Filter this data down to the lines that hold "countersink", and copy them.

[start Record excerpts]

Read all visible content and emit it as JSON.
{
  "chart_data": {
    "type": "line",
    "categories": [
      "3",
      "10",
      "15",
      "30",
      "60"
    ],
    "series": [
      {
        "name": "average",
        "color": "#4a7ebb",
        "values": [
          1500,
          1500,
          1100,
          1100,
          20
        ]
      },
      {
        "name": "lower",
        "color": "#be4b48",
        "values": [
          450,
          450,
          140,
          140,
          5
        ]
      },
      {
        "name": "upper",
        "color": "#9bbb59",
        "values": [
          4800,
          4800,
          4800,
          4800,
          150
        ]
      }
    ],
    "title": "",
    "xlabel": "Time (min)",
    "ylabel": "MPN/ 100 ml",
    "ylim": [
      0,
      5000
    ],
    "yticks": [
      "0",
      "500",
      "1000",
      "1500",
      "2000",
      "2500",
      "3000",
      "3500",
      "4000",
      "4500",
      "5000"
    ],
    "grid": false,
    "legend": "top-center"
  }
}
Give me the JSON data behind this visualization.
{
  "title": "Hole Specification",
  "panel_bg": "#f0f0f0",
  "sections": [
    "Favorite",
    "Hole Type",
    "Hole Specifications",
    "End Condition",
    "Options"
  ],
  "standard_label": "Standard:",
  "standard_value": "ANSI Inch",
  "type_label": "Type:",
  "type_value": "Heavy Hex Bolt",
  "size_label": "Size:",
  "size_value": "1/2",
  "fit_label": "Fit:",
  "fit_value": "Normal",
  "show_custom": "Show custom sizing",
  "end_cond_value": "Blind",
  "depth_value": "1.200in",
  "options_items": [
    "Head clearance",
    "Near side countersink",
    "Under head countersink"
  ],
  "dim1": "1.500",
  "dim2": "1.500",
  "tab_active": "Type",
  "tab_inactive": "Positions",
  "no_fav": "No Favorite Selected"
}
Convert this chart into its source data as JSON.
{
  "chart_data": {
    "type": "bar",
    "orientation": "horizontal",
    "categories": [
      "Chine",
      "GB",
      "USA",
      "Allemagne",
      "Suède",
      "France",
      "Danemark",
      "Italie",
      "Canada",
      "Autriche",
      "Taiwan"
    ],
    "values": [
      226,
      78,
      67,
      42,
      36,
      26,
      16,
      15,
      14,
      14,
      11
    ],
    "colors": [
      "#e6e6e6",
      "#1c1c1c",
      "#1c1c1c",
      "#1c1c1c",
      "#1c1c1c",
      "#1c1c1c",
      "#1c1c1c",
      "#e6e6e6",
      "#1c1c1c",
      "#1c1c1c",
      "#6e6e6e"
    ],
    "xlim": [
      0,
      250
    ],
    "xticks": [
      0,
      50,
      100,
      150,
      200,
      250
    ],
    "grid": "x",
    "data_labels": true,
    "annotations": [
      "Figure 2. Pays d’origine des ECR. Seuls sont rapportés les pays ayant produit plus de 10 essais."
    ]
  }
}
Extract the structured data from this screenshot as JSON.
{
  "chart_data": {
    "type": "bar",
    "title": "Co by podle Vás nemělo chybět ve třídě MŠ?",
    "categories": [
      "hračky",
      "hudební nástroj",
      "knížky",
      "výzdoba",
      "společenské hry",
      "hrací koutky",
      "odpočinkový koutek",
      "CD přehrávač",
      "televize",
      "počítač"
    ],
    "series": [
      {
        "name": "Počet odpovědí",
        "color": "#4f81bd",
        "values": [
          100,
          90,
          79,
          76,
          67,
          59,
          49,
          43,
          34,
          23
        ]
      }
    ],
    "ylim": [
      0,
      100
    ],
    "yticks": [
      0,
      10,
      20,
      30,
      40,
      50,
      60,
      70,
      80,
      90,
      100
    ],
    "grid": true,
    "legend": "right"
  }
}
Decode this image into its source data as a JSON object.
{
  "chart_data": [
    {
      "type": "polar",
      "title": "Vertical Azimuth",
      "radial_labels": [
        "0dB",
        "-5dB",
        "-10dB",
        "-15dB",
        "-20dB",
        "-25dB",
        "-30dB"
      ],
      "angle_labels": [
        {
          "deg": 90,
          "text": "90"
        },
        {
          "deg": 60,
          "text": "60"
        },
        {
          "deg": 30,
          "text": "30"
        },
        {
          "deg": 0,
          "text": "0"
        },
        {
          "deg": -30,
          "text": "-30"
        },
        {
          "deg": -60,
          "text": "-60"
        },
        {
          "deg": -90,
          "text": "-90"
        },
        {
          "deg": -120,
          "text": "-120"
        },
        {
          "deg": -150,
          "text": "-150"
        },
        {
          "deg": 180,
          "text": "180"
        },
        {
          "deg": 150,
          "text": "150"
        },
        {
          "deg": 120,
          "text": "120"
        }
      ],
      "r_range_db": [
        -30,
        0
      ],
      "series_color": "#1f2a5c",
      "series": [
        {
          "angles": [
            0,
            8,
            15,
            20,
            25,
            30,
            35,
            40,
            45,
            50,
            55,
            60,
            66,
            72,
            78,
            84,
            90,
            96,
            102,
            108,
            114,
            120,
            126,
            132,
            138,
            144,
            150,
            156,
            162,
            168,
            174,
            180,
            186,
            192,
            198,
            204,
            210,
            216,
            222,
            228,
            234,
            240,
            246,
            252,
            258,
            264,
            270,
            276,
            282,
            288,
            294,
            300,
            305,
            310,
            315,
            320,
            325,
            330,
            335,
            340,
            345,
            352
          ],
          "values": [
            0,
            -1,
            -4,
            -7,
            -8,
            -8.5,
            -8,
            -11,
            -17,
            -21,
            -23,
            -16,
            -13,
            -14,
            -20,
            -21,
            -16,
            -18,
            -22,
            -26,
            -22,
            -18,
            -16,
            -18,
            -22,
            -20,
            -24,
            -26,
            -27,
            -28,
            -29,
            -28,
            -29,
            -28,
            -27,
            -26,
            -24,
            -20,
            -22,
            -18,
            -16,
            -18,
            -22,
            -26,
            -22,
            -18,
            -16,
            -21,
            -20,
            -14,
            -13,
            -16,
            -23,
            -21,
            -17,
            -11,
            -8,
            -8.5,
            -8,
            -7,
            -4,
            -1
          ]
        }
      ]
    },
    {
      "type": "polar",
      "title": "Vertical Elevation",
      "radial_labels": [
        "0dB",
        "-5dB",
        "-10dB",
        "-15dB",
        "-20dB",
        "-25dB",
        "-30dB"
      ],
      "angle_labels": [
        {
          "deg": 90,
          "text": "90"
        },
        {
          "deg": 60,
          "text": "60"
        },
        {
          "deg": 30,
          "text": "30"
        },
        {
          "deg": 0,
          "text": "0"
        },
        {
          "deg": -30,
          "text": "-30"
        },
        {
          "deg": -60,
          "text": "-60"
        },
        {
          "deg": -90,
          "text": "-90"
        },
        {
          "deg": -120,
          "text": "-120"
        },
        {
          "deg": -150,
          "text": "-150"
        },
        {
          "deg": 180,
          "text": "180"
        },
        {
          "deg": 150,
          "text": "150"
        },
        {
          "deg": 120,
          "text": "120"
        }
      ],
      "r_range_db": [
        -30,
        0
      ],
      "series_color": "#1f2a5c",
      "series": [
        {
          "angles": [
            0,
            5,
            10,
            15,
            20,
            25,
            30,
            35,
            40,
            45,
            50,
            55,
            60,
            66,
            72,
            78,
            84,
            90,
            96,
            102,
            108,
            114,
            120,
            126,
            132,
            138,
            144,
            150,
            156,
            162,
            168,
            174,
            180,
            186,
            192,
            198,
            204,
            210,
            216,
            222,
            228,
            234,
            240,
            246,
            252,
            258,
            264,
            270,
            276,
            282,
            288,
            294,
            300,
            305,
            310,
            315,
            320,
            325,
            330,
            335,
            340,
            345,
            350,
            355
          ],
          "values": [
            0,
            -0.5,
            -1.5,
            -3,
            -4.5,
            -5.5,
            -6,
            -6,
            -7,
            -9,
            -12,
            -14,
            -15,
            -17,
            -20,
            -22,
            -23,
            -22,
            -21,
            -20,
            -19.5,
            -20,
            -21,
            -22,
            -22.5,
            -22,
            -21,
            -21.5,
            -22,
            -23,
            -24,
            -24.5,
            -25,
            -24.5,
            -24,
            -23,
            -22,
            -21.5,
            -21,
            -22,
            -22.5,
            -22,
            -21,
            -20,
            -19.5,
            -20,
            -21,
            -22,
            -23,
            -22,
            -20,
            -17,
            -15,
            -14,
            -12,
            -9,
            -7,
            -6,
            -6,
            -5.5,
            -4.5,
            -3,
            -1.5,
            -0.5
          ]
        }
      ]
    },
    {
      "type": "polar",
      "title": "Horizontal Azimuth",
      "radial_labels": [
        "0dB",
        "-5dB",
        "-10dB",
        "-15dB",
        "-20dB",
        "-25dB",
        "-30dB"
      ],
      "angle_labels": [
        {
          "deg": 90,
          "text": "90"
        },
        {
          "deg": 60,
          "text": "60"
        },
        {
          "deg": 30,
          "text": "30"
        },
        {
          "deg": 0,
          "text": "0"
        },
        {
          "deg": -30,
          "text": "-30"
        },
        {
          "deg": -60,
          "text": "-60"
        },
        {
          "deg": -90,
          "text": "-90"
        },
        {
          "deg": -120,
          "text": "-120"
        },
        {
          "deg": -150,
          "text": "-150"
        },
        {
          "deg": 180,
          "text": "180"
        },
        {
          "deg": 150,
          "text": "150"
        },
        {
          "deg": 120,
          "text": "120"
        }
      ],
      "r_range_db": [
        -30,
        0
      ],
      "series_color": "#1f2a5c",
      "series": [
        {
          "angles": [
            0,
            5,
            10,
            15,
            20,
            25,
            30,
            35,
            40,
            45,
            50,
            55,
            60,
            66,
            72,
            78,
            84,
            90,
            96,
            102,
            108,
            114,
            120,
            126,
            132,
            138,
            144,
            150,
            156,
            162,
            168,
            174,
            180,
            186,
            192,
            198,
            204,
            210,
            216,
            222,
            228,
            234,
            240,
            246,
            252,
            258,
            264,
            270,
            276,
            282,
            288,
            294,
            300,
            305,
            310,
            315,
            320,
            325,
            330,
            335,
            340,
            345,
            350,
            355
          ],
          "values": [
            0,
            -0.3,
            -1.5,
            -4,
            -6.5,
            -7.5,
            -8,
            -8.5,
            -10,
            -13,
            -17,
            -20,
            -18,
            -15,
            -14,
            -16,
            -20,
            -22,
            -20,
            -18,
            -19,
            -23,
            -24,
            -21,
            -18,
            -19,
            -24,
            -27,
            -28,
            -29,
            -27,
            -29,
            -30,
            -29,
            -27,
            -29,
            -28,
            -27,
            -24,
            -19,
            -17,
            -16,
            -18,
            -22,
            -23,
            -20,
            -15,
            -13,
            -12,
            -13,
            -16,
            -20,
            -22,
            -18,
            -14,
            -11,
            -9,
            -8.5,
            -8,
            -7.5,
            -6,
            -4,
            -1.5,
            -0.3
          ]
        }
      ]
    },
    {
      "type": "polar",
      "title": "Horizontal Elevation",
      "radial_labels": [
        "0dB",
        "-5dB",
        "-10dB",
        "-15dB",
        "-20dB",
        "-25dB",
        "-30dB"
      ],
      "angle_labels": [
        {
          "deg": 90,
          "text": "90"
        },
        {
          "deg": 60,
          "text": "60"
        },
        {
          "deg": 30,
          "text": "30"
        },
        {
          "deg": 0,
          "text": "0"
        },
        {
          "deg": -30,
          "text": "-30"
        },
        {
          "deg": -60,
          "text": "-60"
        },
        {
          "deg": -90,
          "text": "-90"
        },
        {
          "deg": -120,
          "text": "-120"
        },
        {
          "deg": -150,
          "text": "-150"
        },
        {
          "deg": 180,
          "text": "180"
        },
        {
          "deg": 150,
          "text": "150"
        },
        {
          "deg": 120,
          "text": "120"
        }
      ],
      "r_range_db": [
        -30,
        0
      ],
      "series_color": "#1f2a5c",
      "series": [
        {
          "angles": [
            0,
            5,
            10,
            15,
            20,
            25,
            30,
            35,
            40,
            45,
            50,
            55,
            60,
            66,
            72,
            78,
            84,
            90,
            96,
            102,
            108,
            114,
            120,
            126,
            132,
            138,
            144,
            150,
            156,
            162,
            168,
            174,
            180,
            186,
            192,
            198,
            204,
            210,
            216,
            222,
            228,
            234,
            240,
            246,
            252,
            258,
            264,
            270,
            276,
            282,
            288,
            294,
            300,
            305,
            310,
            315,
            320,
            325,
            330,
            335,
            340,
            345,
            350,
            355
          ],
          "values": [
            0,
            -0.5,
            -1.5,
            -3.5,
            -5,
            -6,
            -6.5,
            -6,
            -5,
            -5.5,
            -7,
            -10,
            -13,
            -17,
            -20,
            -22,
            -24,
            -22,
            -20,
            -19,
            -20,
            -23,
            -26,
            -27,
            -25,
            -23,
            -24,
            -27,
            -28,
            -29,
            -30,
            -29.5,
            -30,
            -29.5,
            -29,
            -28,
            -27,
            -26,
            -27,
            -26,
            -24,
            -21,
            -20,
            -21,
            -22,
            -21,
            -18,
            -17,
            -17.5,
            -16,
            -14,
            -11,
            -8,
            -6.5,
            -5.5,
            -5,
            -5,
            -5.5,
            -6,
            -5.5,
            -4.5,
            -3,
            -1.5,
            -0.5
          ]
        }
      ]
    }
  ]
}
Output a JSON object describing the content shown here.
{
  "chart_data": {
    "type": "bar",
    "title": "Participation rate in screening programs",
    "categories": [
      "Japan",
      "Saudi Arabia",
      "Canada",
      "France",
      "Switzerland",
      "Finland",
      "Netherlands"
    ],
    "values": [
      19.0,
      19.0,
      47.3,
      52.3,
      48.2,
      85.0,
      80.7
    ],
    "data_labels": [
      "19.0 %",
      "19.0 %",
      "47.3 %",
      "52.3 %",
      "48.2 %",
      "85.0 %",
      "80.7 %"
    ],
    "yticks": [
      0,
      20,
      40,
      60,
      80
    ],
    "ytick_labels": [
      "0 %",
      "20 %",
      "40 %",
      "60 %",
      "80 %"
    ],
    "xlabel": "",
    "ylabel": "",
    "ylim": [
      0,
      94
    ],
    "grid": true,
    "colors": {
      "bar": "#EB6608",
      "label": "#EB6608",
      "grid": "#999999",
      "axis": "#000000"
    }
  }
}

[end Record excerpts]

- Answer below:
    "Near side countersink",
    "Under head countersink"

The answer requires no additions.